- _The exercise_
Transcribe every entry word for word, but skip the images.

Dataset records:
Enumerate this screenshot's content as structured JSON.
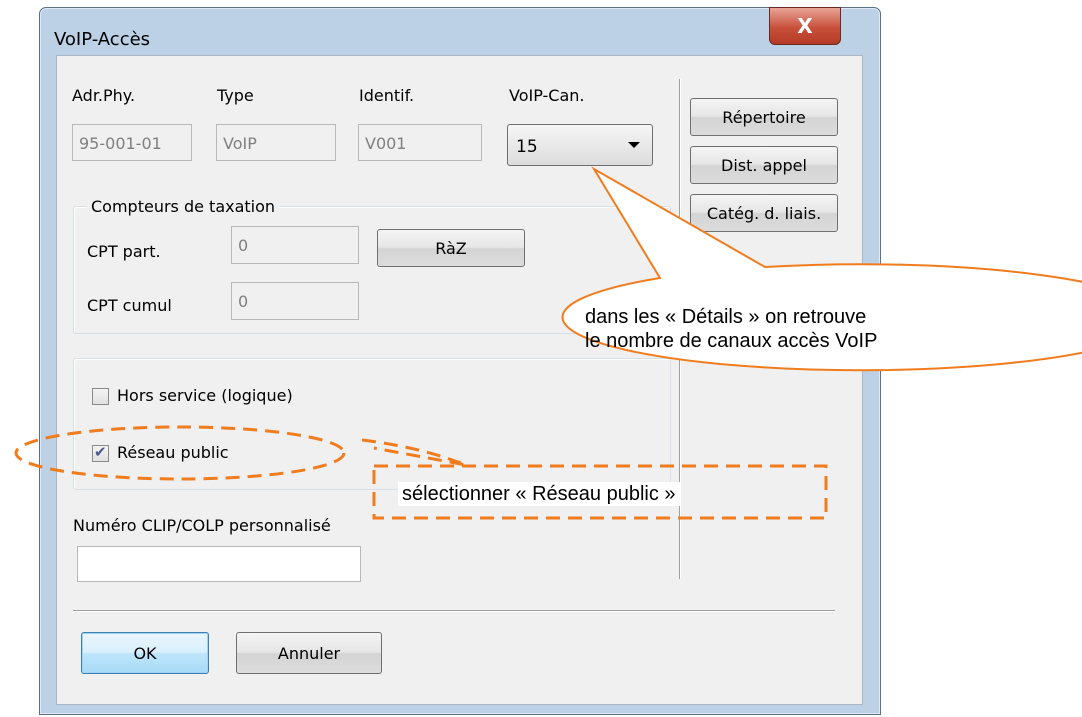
{
  "window": {
    "title": "VoIP-Accès",
    "close_symbol": "X"
  },
  "access": {
    "adr_label": "Adr.Phy.",
    "adr_value": "95-001-01",
    "type_label": "Type",
    "type_value": "VoIP",
    "ident_label": "Identif.",
    "ident_value": "V001",
    "can_label": "VoIP-Can.",
    "can_value": "15"
  },
  "side_buttons": {
    "repertoire": "Répertoire",
    "dist": "Dist. appel",
    "categ": "Catég. d. liais."
  },
  "counters": {
    "group_label": "Compteurs de taxation",
    "cpt_part_label": "CPT part.",
    "cpt_part_value": "0",
    "raz_label": "RàZ",
    "cpt_cumul_label": "CPT cumul",
    "cpt_cumul_value": "0"
  },
  "options": {
    "hors_service_label": "Hors service (logique)",
    "hors_service_checked": false,
    "reseau_public_label": "Réseau public",
    "reseau_public_checked": true
  },
  "clip": {
    "label": "Numéro CLIP/COLP personnalisé",
    "value": ""
  },
  "footer": {
    "ok": "OK",
    "cancel": "Annuler"
  },
  "annotations": {
    "callout_line1": "dans les « Détails » on retrouve",
    "callout_line2": "le nombre de canaux accès VoIP",
    "note": "sélectionner « Réseau public »",
    "color": "#f07c1e"
  }
}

- _Task answer_
Enumerate this screenshot's content as structured JSON.
{
  "window": {
    "title": "VoIP-Accès",
    "close_symbol": "X"
  },
  "access": {
    "adr_label": "Adr.Phy.",
    "adr_value": "95-001-01",
    "type_label": "Type",
    "type_value": "VoIP",
    "ident_label": "Identif.",
    "ident_value": "V001",
    "can_label": "VoIP-Can.",
    "can_value": "15"
  },
  "side_buttons": {
    "repertoire": "Répertoire",
    "dist": "Dist. appel",
    "categ": "Catég. d. liais."
  },
  "counters": {
    "group_label": "Compteurs de taxation",
    "cpt_part_label": "CPT part.",
    "cpt_part_value": "0",
    "raz_label": "RàZ",
    "cpt_cumul_label": "CPT cumul",
    "cpt_cumul_value": "0"
  },
  "options": {
    "hors_service_label": "Hors service (logique)",
    "hors_service_checked": false,
    "reseau_public_label": "Réseau public",
    "reseau_public_checked": true
  },
  "clip": {
    "label": "Numéro CLIP/COLP personnalisé",
    "value": ""
  },
  "footer": {
    "ok": "OK",
    "cancel": "Annuler"
  },
  "annotations": {
    "callout_line1": "dans les « Détails » on retrouve",
    "callout_line2": "le nombre de canaux accès VoIP",
    "note": "sélectionner « Réseau public »",
    "color": "#f07c1e"
  }
}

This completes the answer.